▶ **Rows**
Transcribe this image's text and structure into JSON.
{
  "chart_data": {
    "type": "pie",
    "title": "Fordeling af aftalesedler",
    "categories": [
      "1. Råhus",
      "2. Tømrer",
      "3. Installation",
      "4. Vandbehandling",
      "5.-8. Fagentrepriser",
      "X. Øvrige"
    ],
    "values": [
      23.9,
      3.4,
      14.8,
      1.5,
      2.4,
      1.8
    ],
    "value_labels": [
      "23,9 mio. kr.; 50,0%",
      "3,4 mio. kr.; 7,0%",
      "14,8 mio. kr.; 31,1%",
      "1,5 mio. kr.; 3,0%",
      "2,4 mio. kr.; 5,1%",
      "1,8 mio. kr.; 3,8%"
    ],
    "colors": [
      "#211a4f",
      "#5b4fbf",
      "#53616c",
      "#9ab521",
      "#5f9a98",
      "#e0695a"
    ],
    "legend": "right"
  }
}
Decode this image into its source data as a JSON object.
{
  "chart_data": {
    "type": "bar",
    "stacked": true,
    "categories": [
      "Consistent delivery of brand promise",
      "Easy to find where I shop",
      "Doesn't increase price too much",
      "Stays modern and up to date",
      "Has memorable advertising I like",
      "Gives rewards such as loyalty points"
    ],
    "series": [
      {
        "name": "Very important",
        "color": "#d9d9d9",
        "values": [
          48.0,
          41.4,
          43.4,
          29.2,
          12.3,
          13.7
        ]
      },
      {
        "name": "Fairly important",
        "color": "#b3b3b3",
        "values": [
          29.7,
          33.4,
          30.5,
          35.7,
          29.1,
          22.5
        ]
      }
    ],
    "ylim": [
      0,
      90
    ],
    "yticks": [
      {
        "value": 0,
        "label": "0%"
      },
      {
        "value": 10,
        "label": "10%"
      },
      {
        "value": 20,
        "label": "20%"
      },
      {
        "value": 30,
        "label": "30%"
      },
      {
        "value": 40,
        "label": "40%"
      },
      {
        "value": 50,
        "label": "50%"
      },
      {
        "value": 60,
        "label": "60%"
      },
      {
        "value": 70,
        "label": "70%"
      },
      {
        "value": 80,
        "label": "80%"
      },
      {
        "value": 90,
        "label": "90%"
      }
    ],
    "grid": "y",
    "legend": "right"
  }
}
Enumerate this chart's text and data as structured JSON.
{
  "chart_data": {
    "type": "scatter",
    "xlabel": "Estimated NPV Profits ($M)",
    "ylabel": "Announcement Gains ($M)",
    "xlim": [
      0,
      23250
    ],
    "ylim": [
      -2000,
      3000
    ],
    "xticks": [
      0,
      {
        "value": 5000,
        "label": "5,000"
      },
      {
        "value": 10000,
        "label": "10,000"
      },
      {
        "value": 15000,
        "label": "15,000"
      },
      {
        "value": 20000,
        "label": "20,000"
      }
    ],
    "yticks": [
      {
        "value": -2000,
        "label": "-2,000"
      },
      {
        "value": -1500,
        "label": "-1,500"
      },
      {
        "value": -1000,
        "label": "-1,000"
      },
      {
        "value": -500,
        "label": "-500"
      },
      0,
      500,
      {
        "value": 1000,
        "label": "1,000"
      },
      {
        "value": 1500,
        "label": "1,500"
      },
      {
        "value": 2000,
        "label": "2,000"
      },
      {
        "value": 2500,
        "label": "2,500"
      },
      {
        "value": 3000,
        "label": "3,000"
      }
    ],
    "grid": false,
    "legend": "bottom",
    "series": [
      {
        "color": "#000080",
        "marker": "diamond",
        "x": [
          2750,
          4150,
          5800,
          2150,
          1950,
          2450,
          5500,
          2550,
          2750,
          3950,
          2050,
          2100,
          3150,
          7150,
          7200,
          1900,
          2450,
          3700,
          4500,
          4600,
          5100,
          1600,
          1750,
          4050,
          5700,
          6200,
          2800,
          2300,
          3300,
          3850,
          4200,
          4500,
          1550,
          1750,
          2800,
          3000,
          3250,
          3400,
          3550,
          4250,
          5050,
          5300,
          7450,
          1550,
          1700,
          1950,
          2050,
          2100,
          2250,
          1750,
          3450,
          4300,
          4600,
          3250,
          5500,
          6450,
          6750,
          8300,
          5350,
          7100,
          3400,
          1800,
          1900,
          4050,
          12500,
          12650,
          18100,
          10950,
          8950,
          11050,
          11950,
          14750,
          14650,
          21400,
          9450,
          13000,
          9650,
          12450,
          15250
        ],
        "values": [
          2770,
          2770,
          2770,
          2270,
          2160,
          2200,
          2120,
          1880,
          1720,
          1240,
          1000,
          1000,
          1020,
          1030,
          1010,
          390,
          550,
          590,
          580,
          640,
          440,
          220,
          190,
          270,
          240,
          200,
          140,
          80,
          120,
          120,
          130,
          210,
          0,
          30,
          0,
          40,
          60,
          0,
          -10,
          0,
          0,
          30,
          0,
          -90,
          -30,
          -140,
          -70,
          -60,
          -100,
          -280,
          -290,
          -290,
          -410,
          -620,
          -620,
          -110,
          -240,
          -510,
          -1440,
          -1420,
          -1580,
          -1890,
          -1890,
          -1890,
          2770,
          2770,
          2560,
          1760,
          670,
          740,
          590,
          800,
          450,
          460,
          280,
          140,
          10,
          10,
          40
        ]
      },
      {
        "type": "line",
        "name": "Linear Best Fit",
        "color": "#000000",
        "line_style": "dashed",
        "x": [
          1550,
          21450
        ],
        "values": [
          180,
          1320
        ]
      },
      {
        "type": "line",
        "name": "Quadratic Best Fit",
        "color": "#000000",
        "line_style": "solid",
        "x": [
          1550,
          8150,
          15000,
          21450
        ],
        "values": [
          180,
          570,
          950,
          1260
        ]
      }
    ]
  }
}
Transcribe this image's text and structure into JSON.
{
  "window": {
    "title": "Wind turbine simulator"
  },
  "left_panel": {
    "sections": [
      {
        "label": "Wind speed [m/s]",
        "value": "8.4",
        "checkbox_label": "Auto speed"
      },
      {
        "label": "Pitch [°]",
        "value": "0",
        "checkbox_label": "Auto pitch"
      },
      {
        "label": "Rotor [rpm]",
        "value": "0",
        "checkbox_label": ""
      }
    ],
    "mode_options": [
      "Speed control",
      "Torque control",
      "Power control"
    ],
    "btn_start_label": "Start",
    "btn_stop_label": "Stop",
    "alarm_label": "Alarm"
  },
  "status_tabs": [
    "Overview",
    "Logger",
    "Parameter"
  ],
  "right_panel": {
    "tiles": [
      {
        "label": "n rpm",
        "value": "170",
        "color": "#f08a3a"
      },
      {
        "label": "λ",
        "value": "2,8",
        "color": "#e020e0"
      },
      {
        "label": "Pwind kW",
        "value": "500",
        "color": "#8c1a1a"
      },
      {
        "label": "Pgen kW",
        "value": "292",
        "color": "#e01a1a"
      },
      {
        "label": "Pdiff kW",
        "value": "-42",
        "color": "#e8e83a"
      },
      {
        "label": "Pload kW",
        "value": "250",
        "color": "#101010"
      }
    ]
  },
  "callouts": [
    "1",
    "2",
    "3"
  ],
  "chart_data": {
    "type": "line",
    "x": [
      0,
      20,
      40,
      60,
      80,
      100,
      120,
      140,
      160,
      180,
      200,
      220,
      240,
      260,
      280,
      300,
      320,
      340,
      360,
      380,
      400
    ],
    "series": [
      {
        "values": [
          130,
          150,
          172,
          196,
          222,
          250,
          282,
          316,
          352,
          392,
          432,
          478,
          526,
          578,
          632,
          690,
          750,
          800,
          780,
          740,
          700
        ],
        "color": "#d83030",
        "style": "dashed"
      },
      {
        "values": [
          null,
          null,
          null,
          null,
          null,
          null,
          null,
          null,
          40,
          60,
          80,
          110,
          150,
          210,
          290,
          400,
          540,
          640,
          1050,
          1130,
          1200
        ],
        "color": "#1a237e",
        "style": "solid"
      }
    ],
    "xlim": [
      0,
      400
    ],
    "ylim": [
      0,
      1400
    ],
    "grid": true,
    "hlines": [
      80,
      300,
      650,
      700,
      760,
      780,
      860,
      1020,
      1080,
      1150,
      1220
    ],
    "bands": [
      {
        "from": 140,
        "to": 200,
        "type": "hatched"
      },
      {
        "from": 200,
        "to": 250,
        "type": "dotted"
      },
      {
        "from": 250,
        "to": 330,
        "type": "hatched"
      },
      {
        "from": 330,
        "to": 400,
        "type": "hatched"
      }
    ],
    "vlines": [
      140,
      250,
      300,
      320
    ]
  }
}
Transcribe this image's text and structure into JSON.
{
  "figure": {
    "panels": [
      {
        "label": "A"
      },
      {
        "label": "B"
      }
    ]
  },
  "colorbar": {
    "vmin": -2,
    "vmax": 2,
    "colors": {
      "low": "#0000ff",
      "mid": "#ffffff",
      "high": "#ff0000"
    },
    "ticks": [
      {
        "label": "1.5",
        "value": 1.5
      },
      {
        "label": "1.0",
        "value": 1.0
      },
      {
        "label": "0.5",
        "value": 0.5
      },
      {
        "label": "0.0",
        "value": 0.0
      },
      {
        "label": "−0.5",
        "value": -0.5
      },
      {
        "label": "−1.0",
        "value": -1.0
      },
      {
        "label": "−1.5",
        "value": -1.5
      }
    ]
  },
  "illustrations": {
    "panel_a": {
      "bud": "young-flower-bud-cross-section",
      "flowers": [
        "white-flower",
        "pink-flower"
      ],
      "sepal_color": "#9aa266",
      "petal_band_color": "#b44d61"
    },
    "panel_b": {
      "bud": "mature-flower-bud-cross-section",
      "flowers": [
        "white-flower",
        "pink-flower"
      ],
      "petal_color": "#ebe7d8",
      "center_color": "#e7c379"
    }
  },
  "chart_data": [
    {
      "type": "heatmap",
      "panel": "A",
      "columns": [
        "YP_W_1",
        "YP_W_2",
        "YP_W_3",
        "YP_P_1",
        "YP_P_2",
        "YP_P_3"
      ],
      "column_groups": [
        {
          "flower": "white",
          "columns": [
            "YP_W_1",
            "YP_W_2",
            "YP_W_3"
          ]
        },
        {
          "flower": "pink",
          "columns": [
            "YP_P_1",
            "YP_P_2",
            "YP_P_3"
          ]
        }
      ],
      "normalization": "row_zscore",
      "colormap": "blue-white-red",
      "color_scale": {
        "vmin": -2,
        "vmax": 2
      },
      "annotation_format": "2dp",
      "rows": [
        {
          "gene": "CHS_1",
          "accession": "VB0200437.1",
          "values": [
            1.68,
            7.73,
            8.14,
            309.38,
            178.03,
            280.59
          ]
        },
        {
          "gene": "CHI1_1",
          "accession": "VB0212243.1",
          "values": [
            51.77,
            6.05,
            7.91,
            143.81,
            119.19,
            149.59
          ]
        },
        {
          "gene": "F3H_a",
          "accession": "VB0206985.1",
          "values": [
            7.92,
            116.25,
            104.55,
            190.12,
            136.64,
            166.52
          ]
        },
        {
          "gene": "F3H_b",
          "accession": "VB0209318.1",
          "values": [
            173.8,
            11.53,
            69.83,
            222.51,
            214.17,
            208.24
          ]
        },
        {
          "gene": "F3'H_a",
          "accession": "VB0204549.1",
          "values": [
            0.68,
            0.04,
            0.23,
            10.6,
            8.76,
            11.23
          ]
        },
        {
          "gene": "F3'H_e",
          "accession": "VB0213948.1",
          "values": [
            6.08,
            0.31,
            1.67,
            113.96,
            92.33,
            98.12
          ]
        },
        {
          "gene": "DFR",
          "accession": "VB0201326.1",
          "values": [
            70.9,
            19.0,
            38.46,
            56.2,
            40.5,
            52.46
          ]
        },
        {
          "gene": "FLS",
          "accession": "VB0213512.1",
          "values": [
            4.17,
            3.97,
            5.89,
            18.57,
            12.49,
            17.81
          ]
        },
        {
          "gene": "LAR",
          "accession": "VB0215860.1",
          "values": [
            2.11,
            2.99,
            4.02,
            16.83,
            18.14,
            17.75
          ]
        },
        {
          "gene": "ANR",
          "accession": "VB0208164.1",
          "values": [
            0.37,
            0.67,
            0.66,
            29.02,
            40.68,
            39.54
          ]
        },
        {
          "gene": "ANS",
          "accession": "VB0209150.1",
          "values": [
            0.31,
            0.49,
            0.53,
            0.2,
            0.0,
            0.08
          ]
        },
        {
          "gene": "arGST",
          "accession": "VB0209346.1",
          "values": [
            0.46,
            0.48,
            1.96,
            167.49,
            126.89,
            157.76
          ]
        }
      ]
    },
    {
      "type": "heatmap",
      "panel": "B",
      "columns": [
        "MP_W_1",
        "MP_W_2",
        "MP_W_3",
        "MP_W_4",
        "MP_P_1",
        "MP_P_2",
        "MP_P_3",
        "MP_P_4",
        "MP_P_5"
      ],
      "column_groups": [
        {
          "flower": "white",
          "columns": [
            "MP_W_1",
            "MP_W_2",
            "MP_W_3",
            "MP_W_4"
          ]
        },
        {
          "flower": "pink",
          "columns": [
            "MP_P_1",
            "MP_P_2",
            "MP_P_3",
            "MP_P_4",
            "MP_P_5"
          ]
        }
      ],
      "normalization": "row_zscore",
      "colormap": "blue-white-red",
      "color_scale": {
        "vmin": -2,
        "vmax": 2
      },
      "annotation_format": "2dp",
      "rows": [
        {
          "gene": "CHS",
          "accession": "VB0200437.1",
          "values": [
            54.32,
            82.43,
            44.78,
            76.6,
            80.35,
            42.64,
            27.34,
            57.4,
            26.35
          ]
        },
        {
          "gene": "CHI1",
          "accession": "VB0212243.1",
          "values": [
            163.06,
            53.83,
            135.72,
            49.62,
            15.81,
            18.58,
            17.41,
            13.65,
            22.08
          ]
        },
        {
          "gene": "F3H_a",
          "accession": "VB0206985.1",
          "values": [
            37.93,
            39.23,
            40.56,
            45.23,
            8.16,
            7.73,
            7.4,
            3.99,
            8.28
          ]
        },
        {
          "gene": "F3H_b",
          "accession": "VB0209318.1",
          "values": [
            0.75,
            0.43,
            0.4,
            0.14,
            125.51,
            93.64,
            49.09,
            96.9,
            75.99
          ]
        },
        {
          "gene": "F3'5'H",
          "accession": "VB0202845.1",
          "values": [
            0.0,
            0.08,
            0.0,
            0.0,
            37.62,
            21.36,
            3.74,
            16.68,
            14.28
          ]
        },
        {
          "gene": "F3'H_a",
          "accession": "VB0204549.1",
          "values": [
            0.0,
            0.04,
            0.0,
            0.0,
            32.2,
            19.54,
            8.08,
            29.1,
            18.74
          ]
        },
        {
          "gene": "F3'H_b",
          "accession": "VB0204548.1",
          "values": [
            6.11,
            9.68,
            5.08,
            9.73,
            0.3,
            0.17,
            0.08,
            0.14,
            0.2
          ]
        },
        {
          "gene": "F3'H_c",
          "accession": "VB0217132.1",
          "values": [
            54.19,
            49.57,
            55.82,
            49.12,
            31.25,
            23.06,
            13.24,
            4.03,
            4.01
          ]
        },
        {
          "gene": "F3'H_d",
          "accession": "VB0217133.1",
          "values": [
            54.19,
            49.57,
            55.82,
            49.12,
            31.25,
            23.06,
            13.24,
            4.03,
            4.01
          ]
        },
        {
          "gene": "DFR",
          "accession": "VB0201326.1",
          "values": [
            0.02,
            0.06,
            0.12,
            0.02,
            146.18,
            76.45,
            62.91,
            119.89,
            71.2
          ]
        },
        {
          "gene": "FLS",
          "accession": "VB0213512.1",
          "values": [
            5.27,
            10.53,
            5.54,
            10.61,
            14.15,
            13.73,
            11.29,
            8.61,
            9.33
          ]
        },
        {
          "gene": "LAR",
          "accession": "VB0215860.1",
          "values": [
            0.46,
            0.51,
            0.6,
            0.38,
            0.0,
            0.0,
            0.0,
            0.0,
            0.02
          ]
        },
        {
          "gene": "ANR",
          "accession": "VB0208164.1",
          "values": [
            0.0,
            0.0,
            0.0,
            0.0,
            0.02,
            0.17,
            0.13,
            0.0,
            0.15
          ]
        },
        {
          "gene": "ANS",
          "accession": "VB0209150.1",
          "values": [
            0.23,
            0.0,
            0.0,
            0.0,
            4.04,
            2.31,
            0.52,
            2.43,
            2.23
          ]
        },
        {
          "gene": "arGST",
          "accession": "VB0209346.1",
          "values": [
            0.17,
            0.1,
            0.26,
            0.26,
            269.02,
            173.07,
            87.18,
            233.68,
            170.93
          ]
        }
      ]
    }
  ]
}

▶ **What you will do**
Extract each line holding the string "Auto".

▶ **Task result**
        "checkbox_label": "Auto speed"
        "checkbox_label": "Auto pitch"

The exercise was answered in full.